◆ TEXT PROVIDED
Supreme Court of Georgia
Feb 19, 1970
226 Ga. 154 (Ga. 1970)

Opinion

25577, 25578.

ARGUED JANUARY 13, 1970.

DECIDED FEBRUARY 19, 1970.

Injunction. Richmond Superior Court. Before Judge Fleming.

Hull, Towill Norman, James M. Hull, Jr., for appellants.

Congdon Williams, W. Barry Williams, Robert C. Daniel, Jr., for appellees.

James L. Lester, for parties at interest not parties to record.


1. In order to raise a question as to the constitutionality of a statute, the statute must be clearly specified. A constitutional attack on "Chapter 69-12 of the Code of Georgia of 1933, as amended," is not an attack upon any law, since there is no Chapter 69-12 of the 1933 Code.

2. The contentions of the plaintiffs as to the deficiencies in the notice of the rezoning hearing are without merit.

3. There has been no judicial ascertainment that the two members of the planning commission, who have moved from the City of Augusta into the area of Richmond County outside the city limits, are ineligible to hold their offices, and the zoning amendment is not void because these members were serving on the planning commission at the time the commission had the rezoning application under consideration.

4. The evidence did not establish the contention that the Augusta-Richmond County Planning Commission had not adopted rules and regulations.

5. The rezoned property is outside the city limits of Augusta, and the rezoning amendment is not void because it was not approved by the City Council of Augusta.

◆ STORED ROWS
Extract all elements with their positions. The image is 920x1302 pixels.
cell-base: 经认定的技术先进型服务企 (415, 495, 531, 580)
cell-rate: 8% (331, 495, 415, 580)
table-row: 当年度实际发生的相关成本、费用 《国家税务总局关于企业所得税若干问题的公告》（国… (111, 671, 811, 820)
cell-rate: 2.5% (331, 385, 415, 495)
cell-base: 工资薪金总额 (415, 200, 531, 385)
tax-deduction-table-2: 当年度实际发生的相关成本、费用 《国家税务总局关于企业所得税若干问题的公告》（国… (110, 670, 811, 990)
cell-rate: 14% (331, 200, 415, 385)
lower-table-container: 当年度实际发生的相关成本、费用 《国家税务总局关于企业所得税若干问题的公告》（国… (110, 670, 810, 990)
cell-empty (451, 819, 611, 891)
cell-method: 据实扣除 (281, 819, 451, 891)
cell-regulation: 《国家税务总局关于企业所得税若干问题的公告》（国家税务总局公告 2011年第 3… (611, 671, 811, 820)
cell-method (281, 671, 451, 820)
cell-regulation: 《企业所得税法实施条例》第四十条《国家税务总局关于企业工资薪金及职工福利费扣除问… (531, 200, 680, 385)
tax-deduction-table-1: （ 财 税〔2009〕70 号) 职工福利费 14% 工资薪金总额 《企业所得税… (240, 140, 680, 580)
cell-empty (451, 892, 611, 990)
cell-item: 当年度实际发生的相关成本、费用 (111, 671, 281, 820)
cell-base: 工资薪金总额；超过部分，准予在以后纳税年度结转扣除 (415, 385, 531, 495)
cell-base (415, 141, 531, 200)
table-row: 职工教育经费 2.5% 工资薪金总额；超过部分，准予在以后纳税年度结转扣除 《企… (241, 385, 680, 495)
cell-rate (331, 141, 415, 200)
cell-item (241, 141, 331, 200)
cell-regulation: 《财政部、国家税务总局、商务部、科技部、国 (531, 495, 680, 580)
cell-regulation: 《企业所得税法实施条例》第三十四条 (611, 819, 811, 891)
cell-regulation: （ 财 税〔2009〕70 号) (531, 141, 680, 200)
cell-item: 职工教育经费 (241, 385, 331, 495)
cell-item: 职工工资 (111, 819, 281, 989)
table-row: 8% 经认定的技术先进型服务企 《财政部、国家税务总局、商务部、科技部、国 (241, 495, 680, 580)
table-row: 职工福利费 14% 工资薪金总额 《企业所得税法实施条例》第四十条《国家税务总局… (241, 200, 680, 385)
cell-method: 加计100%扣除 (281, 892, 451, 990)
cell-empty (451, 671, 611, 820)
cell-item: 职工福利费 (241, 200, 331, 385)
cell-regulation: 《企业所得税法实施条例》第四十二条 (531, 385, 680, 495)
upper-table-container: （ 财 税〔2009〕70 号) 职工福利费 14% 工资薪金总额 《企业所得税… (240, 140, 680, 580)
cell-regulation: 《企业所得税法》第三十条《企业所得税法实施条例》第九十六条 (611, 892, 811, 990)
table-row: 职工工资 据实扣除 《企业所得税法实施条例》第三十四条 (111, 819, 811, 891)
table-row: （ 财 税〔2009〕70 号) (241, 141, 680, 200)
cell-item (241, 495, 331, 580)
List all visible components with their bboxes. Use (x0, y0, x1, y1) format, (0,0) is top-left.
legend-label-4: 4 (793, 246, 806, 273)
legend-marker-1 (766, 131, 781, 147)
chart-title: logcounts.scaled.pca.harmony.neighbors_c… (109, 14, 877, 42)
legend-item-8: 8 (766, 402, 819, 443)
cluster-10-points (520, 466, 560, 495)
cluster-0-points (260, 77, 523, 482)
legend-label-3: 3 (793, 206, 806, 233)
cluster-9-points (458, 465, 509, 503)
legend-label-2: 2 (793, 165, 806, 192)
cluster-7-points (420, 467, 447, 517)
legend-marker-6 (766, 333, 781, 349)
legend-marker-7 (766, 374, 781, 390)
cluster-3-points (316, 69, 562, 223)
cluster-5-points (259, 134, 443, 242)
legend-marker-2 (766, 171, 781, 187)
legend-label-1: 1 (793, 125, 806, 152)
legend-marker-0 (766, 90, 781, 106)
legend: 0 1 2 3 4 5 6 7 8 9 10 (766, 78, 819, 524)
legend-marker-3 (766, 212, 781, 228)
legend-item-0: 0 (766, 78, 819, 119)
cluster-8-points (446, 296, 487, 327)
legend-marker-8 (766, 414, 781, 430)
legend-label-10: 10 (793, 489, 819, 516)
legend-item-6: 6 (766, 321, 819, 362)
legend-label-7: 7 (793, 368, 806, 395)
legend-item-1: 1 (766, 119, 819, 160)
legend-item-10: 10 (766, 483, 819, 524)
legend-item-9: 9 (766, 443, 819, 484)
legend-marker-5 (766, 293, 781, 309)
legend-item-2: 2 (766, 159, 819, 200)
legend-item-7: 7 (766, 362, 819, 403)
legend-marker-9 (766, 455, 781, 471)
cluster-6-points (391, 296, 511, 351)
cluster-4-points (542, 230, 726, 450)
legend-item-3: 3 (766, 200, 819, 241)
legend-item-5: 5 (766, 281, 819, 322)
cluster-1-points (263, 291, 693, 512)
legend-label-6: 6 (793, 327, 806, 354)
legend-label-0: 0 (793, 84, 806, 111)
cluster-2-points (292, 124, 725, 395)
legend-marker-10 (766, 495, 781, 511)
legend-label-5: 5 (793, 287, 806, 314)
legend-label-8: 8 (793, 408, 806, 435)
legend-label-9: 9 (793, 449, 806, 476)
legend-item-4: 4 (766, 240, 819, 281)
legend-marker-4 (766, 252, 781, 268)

◆ WORK INSTRUCTIONS
1. Using the Georgia rezoning opinion, say whether each statement agrees with it: (a) The case was argued on January 13, 1970. (b) The rezoned property lies inside the city limits of Augusta. (c) The 1933 Code of Georgia has a Chapter 69-12. Answer yes or no for each, quoting the words that decide it.
2. Output the passage of the Georgia rezoning opinion from "ARGUED JANUARY 13, 1970." up to and including "parties to record.", copied word for word.
3. Write the next part of the Georgia rezoning opinion, picking up after its last sentence.
The material is separate from the Georgia rezoning opinion.

◆ ANSWERS TO THE TASKS
1.
(a) Yes: "ARGUED JANUARY 13, 1970."
(b) No: "The rezoned property is outside the city limits of Augusta"
(c) No: "there is no Chapter 69-12 of the 1933 Code"

2.
ARGUED JANUARY 13, 1970.

DECIDED FEBRUARY 19, 1970.

Injunction. Richmond Superior Court. Before Judge Fleming.

Hull, Towill Norman, James M. Hull, Jr., for appellants.

Congdon Williams, W. Barry Williams, Robert C. Daniel, Jr., for appellees.

James L. Lester, for parties at interest not parties to record.

3.
6. Power to "spot" zone is given the counties and municipalities under Ga. L. 1957, pp. 420-443, as amended ( Code Ann. Ch. 69-12), and a court has no power to substitute its discretion for the discretion of the zoning authorities on the question of rezoning a small area of land for a use different from that of the property surrounding it.

ARGUED JANUARY 13, 1970 — DECIDED FEBRUARY 19, 1970.


C. C. Marra and other property owners of Richmond County (hereafter called plaintiffs) brought an injunctive action against J. C. Bible and Southeastern Builders, Inc. (hereinafter called defendants), and zoning officials of Augusta and Richmond County. The plaintiffs attacked an amendment to the Comprehensive Zoning Ordinance of Augusta and Richmond County, which rezoned a tract of land from single-family residential use to multiple-family residential use, and sought to enjoin the defendants from constructing apartment buildings on this tract. Motions for summary judgment were filed by both the plaintiffs and the defendants. The trial judge denied both motions. The appeal by the defendants in Case No. 25577 is from that part of the judgment denying their motion; and the appeal by the plaintiffs in Case No. 25578 is from that part of the judgment denying their motion. The trial judge certified that the judgment was of sufficient importance to the issues involved in the case to authorize immediate review.

1. The plaintiffs base their motion for summary judgment on five grounds. The first ground is that they were entitled to a public hearing of any proposed amendment to the Comprehensive Zoning Ordinance, and due notice of the time and place of the hearing, and that the law in effect at the time of the petition for rezoning violated the due process clauses of the State and Federal Constitutions because it did not designate the person whose duty it was to give the notice. Their pleadings designate the law asserted to be unconstitutional as "Chapter 69-12, Code of Georgia 1933, as amended, and particularly Section 1210 thereof ..."

This attack does not draw in question the constitutionality of any law. There is no Chapter 69-12 of the Code of Georgia of 1933, and there can be no amendment of a chapter which does not exist. If a chapter and section of the Georgia Code Annotated, which have been incorporated in the Code since the adoption of the Code of 1933, are intended, this court has repeatedly held that this is not an attack upon the constitutionality of any law. See Adams v. Ray, 215 Ga. 656, 657 ( 113 S.E.2d 100).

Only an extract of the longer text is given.